▶ _DIRECTIONS FOR THIS TASK_
Drop the pictures; give again exactly the lines from the one holding "Read out every word on this page." through the end of the data.

▶ _INFORMATION SHOWN_
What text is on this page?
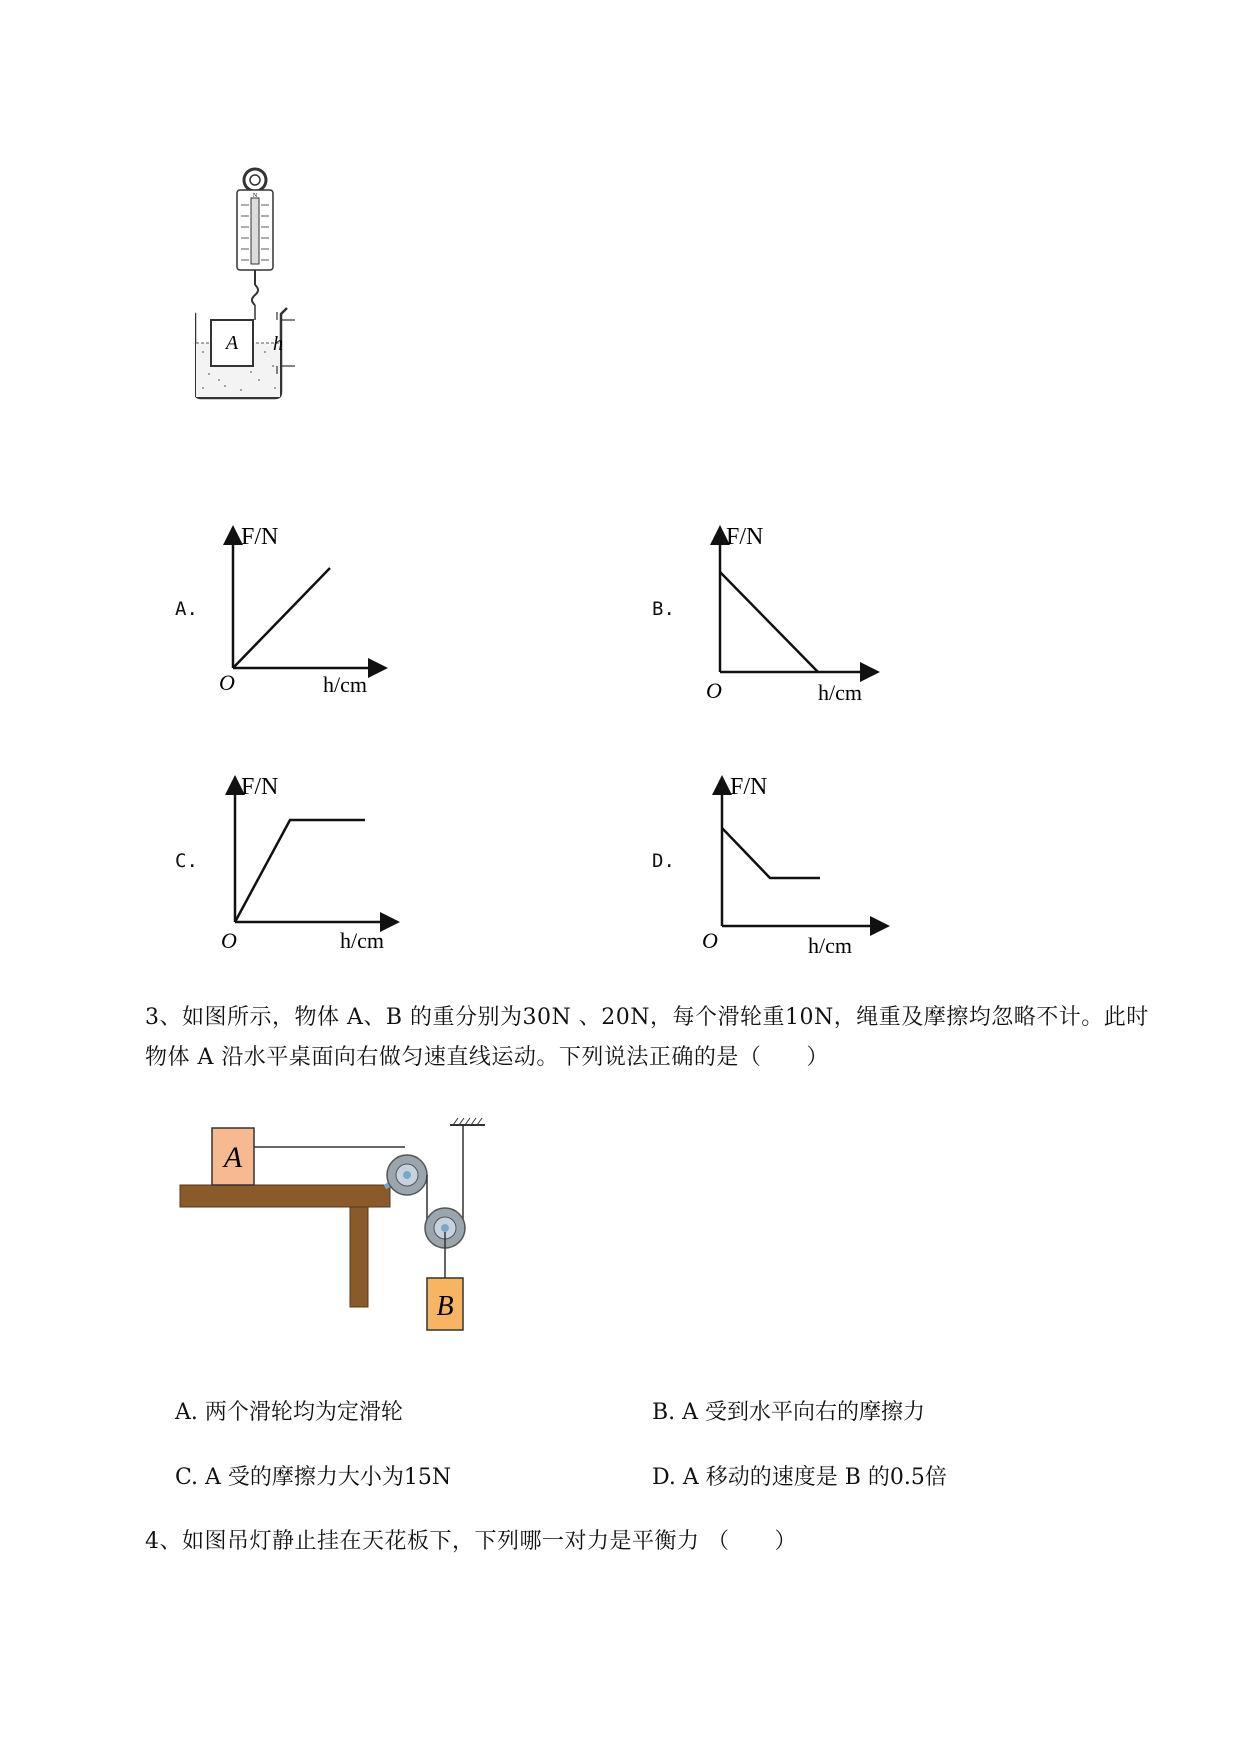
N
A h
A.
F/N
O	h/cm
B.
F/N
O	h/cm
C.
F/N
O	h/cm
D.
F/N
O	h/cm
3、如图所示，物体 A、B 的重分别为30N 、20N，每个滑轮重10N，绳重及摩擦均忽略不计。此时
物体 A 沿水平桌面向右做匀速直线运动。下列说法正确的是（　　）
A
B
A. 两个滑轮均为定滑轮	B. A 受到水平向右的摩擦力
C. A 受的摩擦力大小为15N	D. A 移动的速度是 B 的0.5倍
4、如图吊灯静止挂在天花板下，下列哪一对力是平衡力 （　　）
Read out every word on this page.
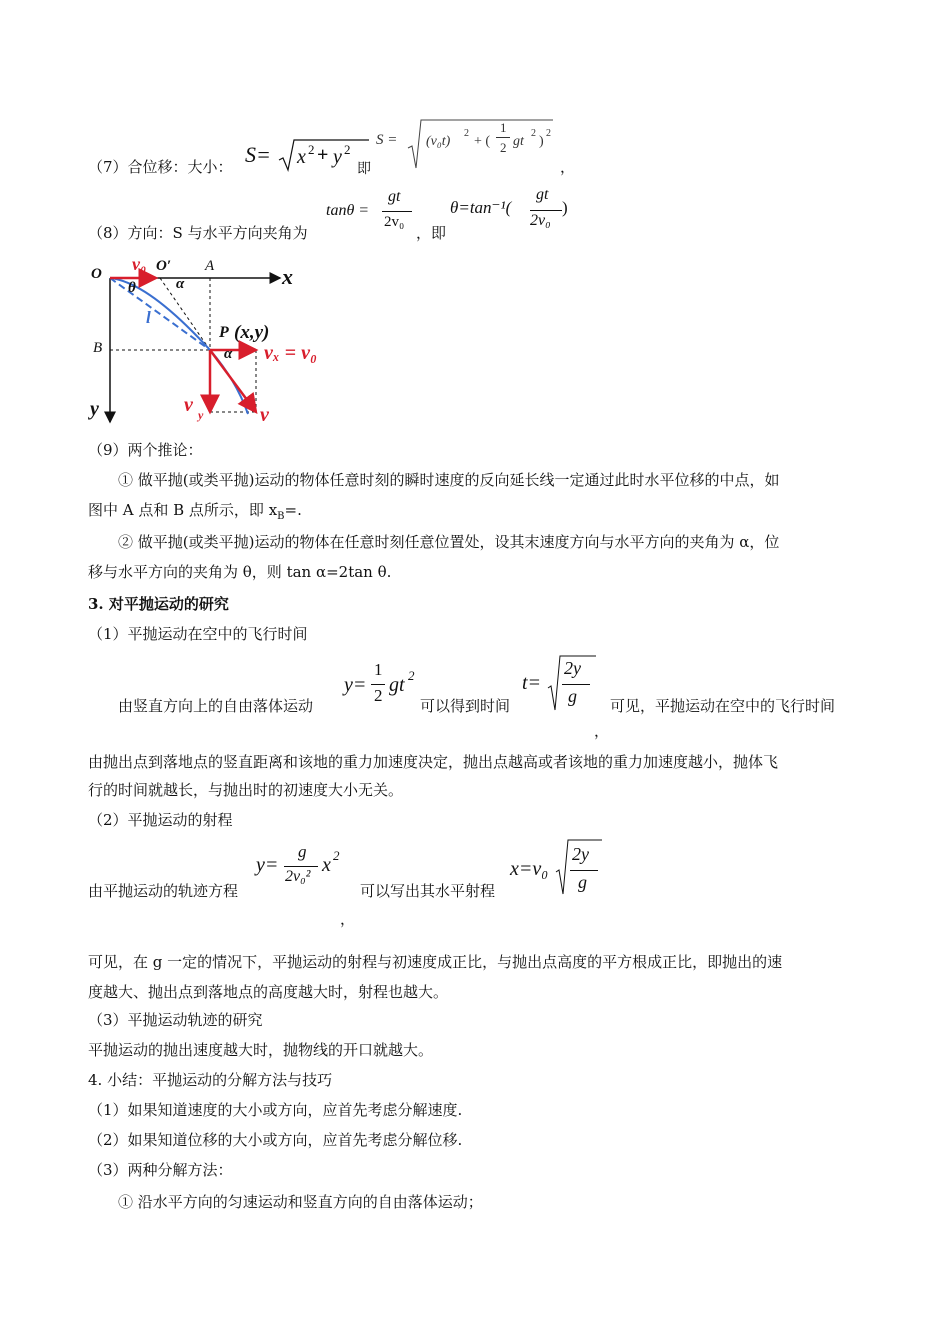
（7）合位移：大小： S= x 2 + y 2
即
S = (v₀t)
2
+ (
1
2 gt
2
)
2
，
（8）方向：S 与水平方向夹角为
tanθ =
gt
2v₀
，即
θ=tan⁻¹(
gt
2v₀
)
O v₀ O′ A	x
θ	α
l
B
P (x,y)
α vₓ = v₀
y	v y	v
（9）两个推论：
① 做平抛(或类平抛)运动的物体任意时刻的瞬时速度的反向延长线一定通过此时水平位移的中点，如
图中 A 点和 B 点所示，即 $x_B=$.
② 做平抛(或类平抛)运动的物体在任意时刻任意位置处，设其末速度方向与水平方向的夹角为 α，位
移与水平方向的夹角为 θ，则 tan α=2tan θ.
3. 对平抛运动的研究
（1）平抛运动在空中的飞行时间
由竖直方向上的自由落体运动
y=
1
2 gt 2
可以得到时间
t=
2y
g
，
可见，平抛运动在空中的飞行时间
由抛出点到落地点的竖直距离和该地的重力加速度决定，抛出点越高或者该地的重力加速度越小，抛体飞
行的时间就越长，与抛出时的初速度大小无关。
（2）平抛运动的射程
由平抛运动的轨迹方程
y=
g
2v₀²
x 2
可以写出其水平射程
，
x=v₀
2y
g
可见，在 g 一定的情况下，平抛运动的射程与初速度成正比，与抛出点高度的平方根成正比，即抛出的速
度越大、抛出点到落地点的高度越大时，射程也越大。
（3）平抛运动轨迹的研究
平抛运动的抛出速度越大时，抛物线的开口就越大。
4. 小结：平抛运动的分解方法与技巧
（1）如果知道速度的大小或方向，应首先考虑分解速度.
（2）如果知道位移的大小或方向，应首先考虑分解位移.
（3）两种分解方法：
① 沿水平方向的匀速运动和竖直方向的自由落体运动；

▶ _SOLUTION TO THIS TASK_
Read out every word on this page.
（7）合位移：大小： S= x 2 + y 2
即
S = (v₀t)
2
+ (
1
2 gt
2
)
2
，
（8）方向：S 与水平方向夹角为
tanθ =
gt
2v₀
，即
θ=tan⁻¹(
gt
2v₀
)
O v₀ O′ A	x
θ	α
l
B
P (x,y)
α vₓ = v₀
y	v y	v
（9）两个推论：
① 做平抛(或类平抛)运动的物体任意时刻的瞬时速度的反向延长线一定通过此时水平位移的中点，如
图中 A 点和 B 点所示，即 $x_B=$.
② 做平抛(或类平抛)运动的物体在任意时刻任意位置处，设其末速度方向与水平方向的夹角为 α，位
移与水平方向的夹角为 θ，则 tan α=2tan θ.
3. 对平抛运动的研究
（1）平抛运动在空中的飞行时间
由竖直方向上的自由落体运动
y=
1
2 gt 2
可以得到时间
t=
2y
g
，
可见，平抛运动在空中的飞行时间
由抛出点到落地点的竖直距离和该地的重力加速度决定，抛出点越高或者该地的重力加速度越小，抛体飞
行的时间就越长，与抛出时的初速度大小无关。
（2）平抛运动的射程
由平抛运动的轨迹方程
y=
g
2v₀²
x 2
可以写出其水平射程
，
x=v₀
2y
g
可见，在 g 一定的情况下，平抛运动的射程与初速度成正比，与抛出点高度的平方根成正比，即抛出的速
度越大、抛出点到落地点的高度越大时，射程也越大。
（3）平抛运动轨迹的研究
平抛运动的抛出速度越大时，抛物线的开口就越大。
4. 小结：平抛运动的分解方法与技巧
（1）如果知道速度的大小或方向，应首先考虑分解速度.
（2）如果知道位移的大小或方向，应首先考虑分解位移.
（3）两种分解方法：
① 沿水平方向的匀速运动和竖直方向的自由落体运动；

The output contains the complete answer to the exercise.